*EXERCISE DIRECTIONS*:
The records below need retyping in full; give them again exactly.

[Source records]

....

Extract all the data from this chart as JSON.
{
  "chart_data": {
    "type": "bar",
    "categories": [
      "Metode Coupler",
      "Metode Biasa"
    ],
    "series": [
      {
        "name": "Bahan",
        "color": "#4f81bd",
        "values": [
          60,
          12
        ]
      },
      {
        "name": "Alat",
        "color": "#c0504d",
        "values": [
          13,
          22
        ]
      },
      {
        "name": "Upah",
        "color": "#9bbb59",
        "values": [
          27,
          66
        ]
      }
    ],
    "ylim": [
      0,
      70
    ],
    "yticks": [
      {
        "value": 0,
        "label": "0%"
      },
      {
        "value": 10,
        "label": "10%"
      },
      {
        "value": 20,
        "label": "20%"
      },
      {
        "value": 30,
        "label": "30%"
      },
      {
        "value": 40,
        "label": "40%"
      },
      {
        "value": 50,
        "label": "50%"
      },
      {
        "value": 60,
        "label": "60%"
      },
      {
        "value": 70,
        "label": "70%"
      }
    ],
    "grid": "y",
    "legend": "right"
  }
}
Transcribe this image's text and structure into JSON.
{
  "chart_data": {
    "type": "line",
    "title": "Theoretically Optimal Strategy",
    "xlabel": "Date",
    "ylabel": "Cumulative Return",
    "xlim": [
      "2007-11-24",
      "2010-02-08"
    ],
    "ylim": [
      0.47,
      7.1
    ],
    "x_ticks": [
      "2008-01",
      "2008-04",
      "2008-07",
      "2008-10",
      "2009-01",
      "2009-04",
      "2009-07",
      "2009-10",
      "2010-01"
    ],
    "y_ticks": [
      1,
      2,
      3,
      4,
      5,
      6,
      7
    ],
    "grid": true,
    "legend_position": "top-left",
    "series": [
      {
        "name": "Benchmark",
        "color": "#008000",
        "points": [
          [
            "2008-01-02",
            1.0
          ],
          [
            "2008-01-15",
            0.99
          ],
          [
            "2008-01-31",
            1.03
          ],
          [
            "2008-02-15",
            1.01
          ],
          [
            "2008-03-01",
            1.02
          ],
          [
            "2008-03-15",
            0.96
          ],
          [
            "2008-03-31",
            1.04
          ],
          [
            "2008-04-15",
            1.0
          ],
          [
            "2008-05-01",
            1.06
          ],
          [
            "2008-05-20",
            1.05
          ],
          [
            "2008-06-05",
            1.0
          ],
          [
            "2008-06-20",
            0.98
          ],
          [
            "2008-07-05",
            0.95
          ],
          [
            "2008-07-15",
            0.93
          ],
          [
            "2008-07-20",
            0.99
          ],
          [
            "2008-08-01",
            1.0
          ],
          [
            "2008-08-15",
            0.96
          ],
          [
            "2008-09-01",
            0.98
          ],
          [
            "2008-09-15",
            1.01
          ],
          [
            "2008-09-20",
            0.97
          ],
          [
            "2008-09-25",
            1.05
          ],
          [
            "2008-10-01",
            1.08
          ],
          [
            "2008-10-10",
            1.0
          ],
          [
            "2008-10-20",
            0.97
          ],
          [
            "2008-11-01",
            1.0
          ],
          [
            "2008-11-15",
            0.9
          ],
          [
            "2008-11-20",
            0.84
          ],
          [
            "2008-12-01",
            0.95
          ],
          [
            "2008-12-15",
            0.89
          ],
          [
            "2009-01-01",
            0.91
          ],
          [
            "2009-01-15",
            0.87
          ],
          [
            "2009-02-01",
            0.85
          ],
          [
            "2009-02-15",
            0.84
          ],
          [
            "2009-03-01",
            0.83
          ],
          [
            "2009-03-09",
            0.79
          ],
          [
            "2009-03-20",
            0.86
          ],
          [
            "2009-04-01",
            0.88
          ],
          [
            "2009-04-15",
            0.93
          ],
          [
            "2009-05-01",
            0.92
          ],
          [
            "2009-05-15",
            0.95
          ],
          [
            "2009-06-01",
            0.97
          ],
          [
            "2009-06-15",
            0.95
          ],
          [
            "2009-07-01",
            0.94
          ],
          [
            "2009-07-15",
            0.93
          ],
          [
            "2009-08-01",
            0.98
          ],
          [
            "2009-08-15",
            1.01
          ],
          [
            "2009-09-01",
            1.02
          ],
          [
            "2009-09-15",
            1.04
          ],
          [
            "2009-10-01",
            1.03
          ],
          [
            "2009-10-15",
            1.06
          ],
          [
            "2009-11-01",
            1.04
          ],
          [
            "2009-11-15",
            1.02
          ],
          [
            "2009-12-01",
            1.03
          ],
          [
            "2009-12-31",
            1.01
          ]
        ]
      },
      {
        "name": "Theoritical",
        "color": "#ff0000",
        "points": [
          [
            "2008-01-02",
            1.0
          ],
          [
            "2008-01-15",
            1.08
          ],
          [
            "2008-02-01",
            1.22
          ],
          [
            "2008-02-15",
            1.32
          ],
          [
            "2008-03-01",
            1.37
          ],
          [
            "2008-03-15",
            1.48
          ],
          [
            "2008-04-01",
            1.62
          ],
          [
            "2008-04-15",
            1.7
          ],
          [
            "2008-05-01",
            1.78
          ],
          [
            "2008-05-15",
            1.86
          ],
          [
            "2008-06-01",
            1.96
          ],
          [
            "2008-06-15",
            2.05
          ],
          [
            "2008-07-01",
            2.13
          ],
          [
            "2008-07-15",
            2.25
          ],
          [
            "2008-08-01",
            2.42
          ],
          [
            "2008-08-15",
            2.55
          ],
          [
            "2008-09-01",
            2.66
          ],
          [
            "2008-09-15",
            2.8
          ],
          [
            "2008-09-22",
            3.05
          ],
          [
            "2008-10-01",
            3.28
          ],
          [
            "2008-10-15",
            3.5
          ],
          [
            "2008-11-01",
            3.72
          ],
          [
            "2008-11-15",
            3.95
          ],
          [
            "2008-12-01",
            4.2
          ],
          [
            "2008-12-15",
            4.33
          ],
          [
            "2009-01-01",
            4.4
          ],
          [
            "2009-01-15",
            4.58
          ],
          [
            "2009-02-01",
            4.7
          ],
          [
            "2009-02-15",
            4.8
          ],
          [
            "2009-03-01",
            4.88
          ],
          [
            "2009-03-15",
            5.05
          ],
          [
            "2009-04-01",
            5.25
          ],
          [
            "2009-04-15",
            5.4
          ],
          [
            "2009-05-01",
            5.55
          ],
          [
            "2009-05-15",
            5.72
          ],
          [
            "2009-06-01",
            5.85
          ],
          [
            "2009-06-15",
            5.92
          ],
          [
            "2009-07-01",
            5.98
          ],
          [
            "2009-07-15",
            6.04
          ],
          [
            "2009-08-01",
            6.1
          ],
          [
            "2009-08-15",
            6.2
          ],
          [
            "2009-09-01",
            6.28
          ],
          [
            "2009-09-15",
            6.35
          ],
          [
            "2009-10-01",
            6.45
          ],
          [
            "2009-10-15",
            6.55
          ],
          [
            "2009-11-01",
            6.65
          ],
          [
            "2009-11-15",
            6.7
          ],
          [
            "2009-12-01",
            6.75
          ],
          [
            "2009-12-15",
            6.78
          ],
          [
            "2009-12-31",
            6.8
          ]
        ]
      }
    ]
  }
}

....

*RESULT FOR THIS EXERCISE*:
Extract all the data from this chart as JSON.
{
  "chart_data": {
    "type": "bar",
    "categories": [
      "Metode Coupler",
      "Metode Biasa"
    ],
    "series": [
      {
        "name": "Bahan",
        "color": "#4f81bd",
        "values": [
          60,
          12
        ]
      },
      {
        "name": "Alat",
        "color": "#c0504d",
        "values": [
          13,
          22
        ]
      },
      {
        "name": "Upah",
        "color": "#9bbb59",
        "values": [
          27,
          66
        ]
      }
    ],
    "ylim": [
      0,
      70
    ],
    "yticks": [
      {
        "value": 0,
        "label": "0%"
      },
      {
        "value": 10,
        "label": "10%"
      },
      {
        "value": 20,
        "label": "20%"
      },
      {
        "value": 30,
        "label": "30%"
      },
      {
        "value": 40,
        "label": "40%"
      },
      {
        "value": 50,
        "label": "50%"
      },
      {
        "value": 60,
        "label": "60%"
      },
      {
        "value": 70,
        "label": "70%"
      }
    ],
    "grid": "y",
    "legend": "right"
  }
}
Transcribe this image's text and structure into JSON.
{
  "chart_data": {
    "type": "line",
    "title": "Theoretically Optimal Strategy",
    "xlabel": "Date",
    "ylabel": "Cumulative Return",
    "xlim": [
      "2007-11-24",
      "2010-02-08"
    ],
    "ylim": [
      0.47,
      7.1
    ],
    "x_ticks": [
      "2008-01",
      "2008-04",
      "2008-07",
      "2008-10",
      "2009-01",
      "2009-04",
      "2009-07",
      "2009-10",
      "2010-01"
    ],
    "y_ticks": [
      1,
      2,
      3,
      4,
      5,
      6,
      7
    ],
    "grid": true,
    "legend_position": "top-left",
    "series": [
      {
        "name": "Benchmark",
        "color": "#008000",
        "points": [
          [
            "2008-01-02",
            1.0
          ],
          [
            "2008-01-15",
            0.99
          ],
          [
            "2008-01-31",
            1.03
          ],
          [
            "2008-02-15",
            1.01
          ],
          [
            "2008-03-01",
            1.02
          ],
          [
            "2008-03-15",
            0.96
          ],
          [
            "2008-03-31",
            1.04
          ],
          [
            "2008-04-15",
            1.0
          ],
          [
            "2008-05-01",
            1.06
          ],
          [
            "2008-05-20",
            1.05
          ],
          [
            "2008-06-05",
            1.0
          ],
          [
            "2008-06-20",
            0.98
          ],
          [
            "2008-07-05",
            0.95
          ],
          [
            "2008-07-15",
            0.93
          ],
          [
            "2008-07-20",
            0.99
          ],
          [
            "2008-08-01",
            1.0
          ],
          [
            "2008-08-15",
            0.96
          ],
          [
            "2008-09-01",
            0.98
          ],
          [
            "2008-09-15",
            1.01
          ],
          [
            "2008-09-20",
            0.97
          ],
          [
            "2008-09-25",
            1.05
          ],
          [
            "2008-10-01",
            1.08
          ],
          [
            "2008-10-10",
            1.0
          ],
          [
            "2008-10-20",
            0.97
          ],
          [
            "2008-11-01",
            1.0
          ],
          [
            "2008-11-15",
            0.9
          ],
          [
            "2008-11-20",
            0.84
          ],
          [
            "2008-12-01",
            0.95
          ],
          [
            "2008-12-15",
            0.89
          ],
          [
            "2009-01-01",
            0.91
          ],
          [
            "2009-01-15",
            0.87
          ],
          [
            "2009-02-01",
            0.85
          ],
          [
            "2009-02-15",
            0.84
          ],
          [
            "2009-03-01",
            0.83
          ],
          [
            "2009-03-09",
            0.79
          ],
          [
            "2009-03-20",
            0.86
          ],
          [
            "2009-04-01",
            0.88
          ],
          [
            "2009-04-15",
            0.93
          ],
          [
            "2009-05-01",
            0.92
          ],
          [
            "2009-05-15",
            0.95
          ],
          [
            "2009-06-01",
            0.97
          ],
          [
            "2009-06-15",
            0.95
          ],
          [
            "2009-07-01",
            0.94
          ],
          [
            "2009-07-15",
            0.93
          ],
          [
            "2009-08-01",
            0.98
          ],
          [
            "2009-08-15",
            1.01
          ],
          [
            "2009-09-01",
            1.02
          ],
          [
            "2009-09-15",
            1.04
          ],
          [
            "2009-10-01",
            1.03
          ],
          [
            "2009-10-15",
            1.06
          ],
          [
            "2009-11-01",
            1.04
          ],
          [
            "2009-11-15",
            1.02
          ],
          [
            "2009-12-01",
            1.03
          ],
          [
            "2009-12-31",
            1.01
          ]
        ]
      },
      {
        "name": "Theoritical",
        "color": "#ff0000",
        "points": [
          [
            "2008-01-02",
            1.0
          ],
          [
            "2008-01-15",
            1.08
          ],
          [
            "2008-02-01",
            1.22
          ],
          [
            "2008-02-15",
            1.32
          ],
          [
            "2008-03-01",
            1.37
          ],
          [
            "2008-03-15",
            1.48
          ],
          [
            "2008-04-01",
            1.62
          ],
          [
            "2008-04-15",
            1.7
          ],
          [
            "2008-05-01",
            1.78
          ],
          [
            "2008-05-15",
            1.86
          ],
          [
            "2008-06-01",
            1.96
          ],
          [
            "2008-06-15",
            2.05
          ],
          [
            "2008-07-01",
            2.13
          ],
          [
            "2008-07-15",
            2.25
          ],
          [
            "2008-08-01",
            2.42
          ],
          [
            "2008-08-15",
            2.55
          ],
          [
            "2008-09-01",
            2.66
          ],
          [
            "2008-09-15",
            2.8
          ],
          [
            "2008-09-22",
            3.05
          ],
          [
            "2008-10-01",
            3.28
          ],
          [
            "2008-10-15",
            3.5
          ],
          [
            "2008-11-01",
            3.72
          ],
          [
            "2008-11-15",
            3.95
          ],
          [
            "2008-12-01",
            4.2
          ],
          [
            "2008-12-15",
            4.33
          ],
          [
            "2009-01-01",
            4.4
          ],
          [
            "2009-01-15",
            4.58
          ],
          [
            "2009-02-01",
            4.7
          ],
          [
            "2009-02-15",
            4.8
          ],
          [
            "2009-03-01",
            4.88
          ],
          [
            "2009-03-15",
            5.05
          ],
          [
            "2009-04-01",
            5.25
          ],
          [
            "2009-04-15",
            5.4
          ],
          [
            "2009-05-01",
            5.55
          ],
          [
            "2009-05-15",
            5.72
          ],
          [
            "2009-06-01",
            5.85
          ],
          [
            "2009-06-15",
            5.92
          ],
          [
            "2009-07-01",
            5.98
          ],
          [
            "2009-07-15",
            6.04
          ],
          [
            "2009-08-01",
            6.1
          ],
          [
            "2009-08-15",
            6.2
          ],
          [
            "2009-09-01",
            6.28
          ],
          [
            "2009-09-15",
            6.35
          ],
          [
            "2009-10-01",
            6.45
          ],
          [
            "2009-10-15",
            6.55
          ],
          [
            "2009-11-01",
            6.65
          ],
          [
            "2009-11-15",
            6.7
          ],
          [
            "2009-12-01",
            6.75
          ],
          [
            "2009-12-15",
            6.78
          ],
          [
            "2009-12-31",
            6.8
          ]
        ]
      }
    ]
  }
}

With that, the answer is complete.